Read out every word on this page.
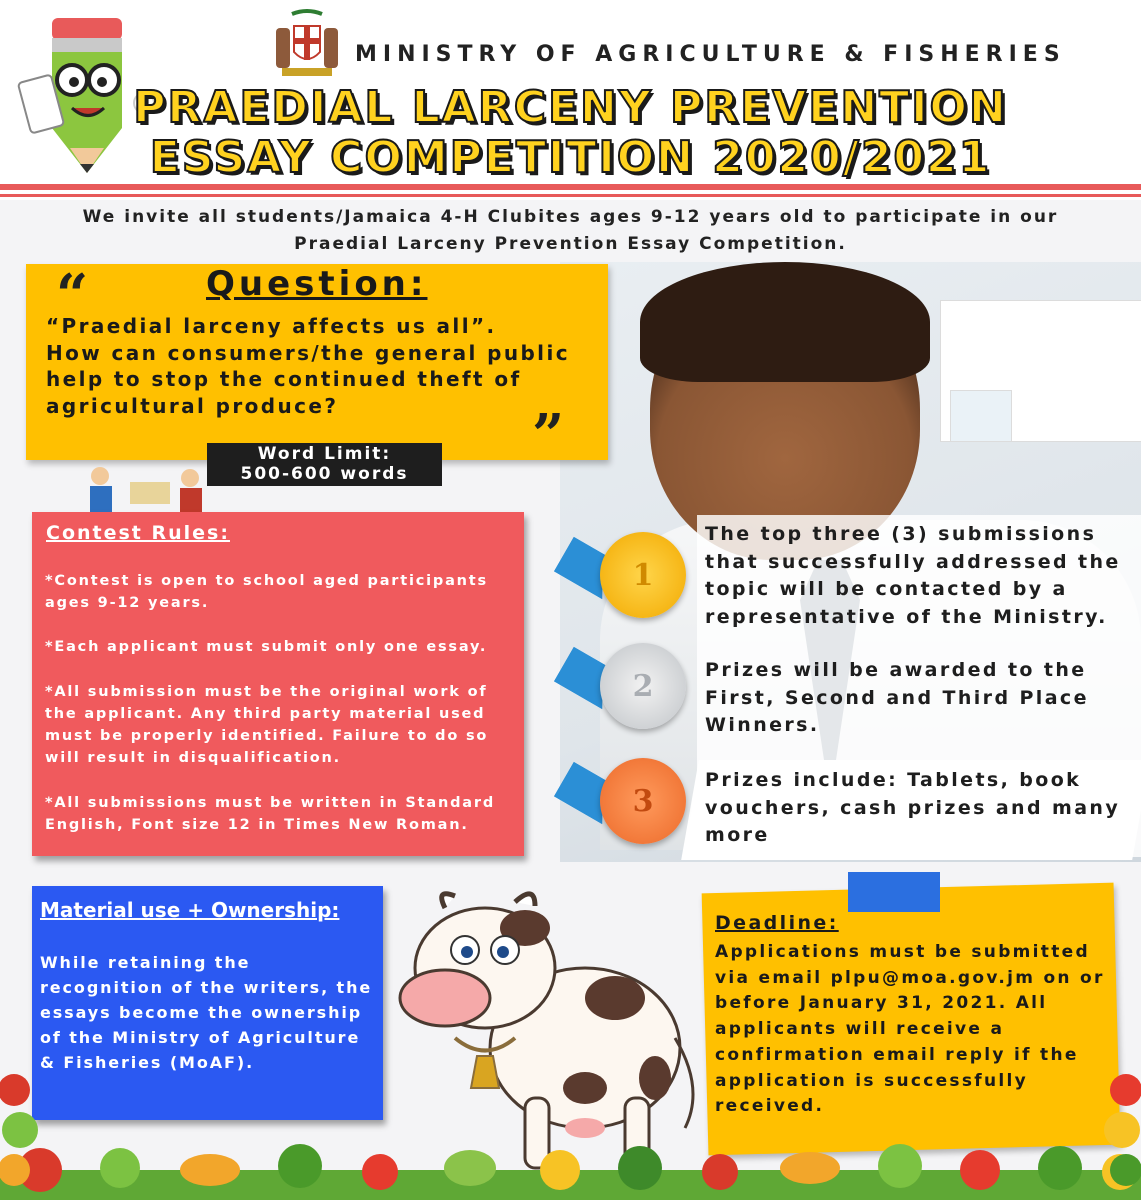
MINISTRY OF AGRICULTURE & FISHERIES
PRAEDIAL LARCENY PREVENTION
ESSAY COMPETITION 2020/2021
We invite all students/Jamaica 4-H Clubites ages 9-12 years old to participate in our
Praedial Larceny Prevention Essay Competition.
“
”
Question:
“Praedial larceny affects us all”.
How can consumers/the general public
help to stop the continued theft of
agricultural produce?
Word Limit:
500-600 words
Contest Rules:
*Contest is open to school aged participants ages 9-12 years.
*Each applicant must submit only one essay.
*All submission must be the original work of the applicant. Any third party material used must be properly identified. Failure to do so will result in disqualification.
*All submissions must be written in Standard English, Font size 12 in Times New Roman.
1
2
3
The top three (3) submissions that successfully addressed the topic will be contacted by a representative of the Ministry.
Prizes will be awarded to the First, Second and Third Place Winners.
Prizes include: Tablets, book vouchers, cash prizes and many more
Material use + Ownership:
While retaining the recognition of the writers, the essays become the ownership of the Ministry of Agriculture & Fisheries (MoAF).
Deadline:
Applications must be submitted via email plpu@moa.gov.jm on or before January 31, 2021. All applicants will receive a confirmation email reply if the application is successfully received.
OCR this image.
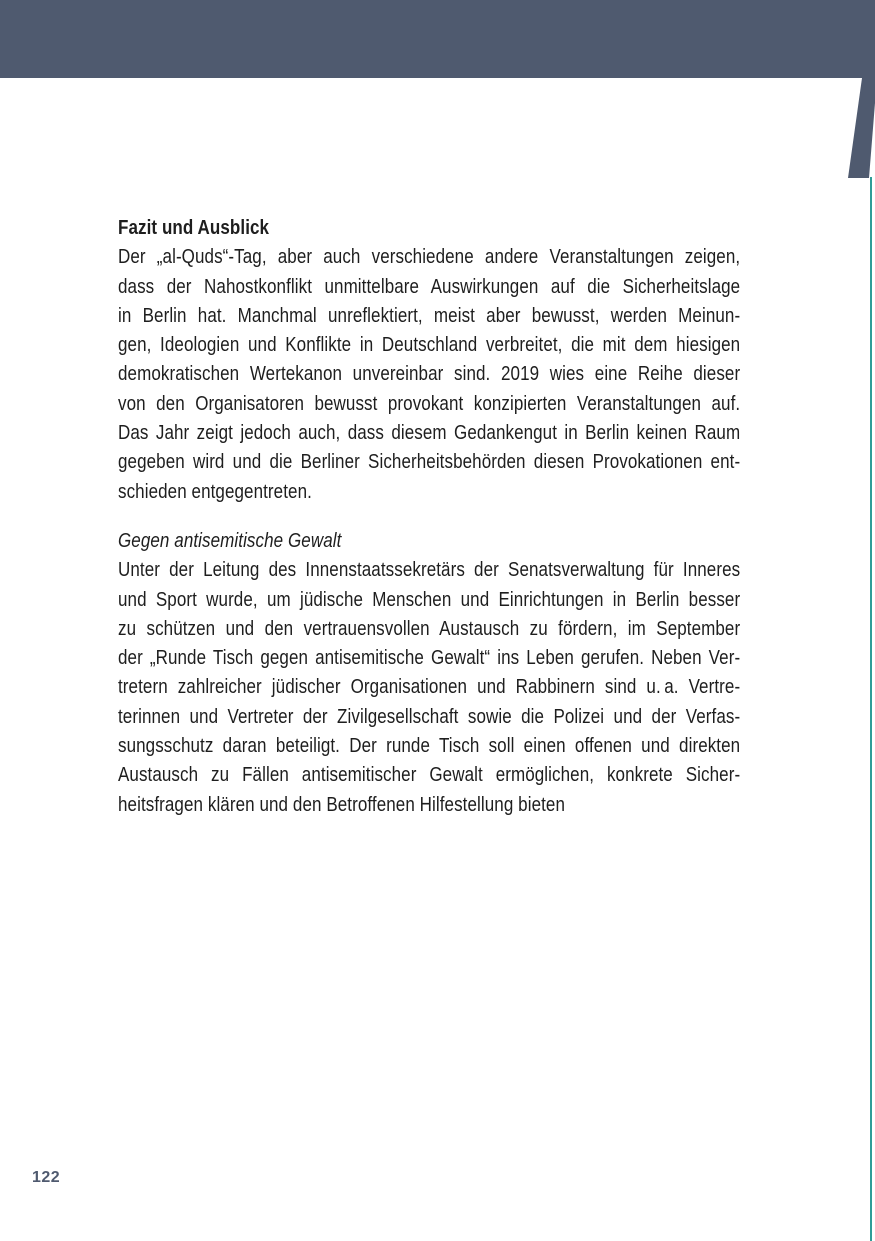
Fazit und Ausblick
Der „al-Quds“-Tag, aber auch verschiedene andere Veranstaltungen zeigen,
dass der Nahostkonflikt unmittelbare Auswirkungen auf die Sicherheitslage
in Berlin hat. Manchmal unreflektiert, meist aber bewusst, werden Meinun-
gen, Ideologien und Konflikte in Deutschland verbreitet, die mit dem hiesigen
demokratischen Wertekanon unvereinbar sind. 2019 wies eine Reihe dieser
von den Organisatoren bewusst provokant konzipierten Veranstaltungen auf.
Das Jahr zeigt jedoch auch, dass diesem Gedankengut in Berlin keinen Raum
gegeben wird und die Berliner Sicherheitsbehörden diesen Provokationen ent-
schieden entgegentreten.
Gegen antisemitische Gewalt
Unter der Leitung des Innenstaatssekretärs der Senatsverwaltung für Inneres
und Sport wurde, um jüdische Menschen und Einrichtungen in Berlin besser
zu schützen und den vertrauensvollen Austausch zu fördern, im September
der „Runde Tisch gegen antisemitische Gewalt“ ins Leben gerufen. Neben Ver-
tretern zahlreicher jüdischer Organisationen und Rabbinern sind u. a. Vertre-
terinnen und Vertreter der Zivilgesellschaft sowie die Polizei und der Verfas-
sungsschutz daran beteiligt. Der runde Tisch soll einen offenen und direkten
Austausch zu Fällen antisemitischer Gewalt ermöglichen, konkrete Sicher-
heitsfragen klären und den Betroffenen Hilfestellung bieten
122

--

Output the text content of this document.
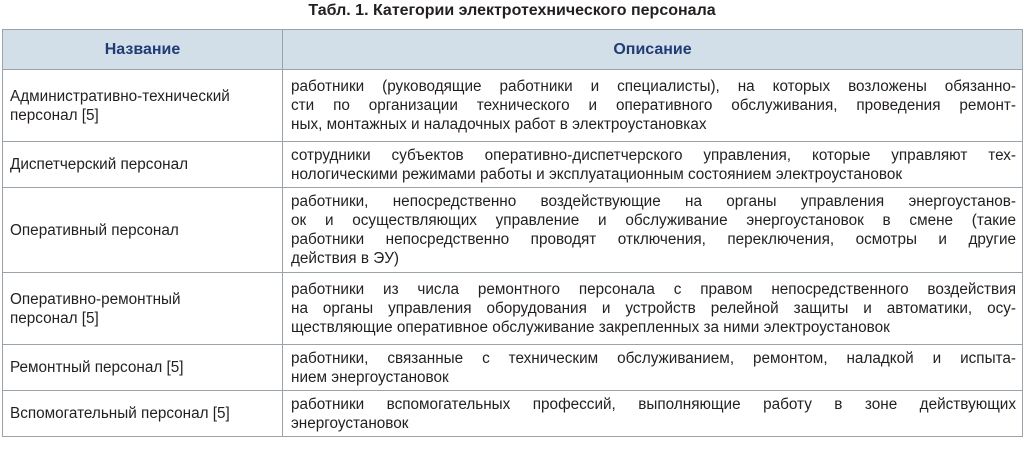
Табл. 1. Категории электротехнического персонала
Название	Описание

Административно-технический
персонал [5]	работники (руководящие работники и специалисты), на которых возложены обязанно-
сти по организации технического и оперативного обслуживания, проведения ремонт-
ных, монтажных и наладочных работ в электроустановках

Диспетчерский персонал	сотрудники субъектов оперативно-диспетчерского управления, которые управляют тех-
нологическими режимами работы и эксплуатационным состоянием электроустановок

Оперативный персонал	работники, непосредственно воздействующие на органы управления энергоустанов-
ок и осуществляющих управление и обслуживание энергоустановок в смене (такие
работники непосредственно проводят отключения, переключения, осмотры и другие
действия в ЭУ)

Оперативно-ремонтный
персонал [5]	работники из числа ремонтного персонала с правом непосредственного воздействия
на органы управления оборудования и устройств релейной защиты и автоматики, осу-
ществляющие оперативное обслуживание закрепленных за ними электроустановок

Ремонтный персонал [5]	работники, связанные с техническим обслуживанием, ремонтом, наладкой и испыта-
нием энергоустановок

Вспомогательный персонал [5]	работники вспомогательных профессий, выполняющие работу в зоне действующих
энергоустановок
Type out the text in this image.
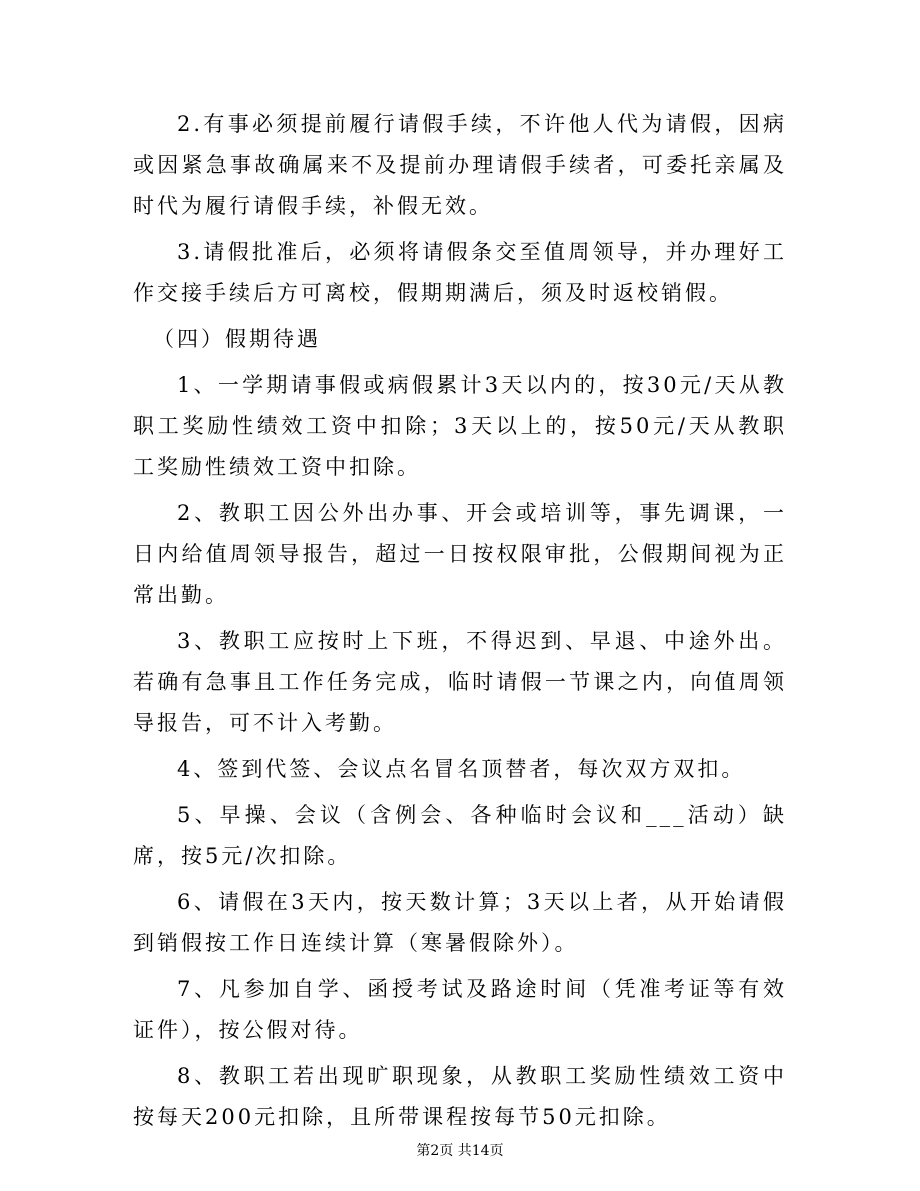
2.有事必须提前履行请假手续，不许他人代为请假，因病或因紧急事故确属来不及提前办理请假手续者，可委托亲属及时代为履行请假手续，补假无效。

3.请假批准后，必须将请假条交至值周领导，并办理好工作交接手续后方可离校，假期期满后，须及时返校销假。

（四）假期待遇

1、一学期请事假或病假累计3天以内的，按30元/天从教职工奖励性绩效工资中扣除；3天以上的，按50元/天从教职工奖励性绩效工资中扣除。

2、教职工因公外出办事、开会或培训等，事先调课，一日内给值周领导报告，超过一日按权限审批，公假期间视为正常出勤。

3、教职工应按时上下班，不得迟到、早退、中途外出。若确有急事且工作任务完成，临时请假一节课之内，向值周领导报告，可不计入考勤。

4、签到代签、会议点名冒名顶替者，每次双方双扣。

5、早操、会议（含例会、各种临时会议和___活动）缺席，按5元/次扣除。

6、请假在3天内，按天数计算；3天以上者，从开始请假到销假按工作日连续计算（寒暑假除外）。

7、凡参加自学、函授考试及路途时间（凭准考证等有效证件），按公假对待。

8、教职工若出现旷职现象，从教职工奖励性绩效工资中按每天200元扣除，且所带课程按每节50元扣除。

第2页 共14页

• **WHAT YOU SHOULD DO**:
Check each line of the records for the word "dass", and show the lines that contain it.

• **EXERCISE OUTPUT**:
dass der Nahostkonflikt unmittelbare Auswirkungen auf die Sicherheitslage
Das Jahr zeigt jedoch auch, dass diesem Gedankengut in Berlin keinen Raum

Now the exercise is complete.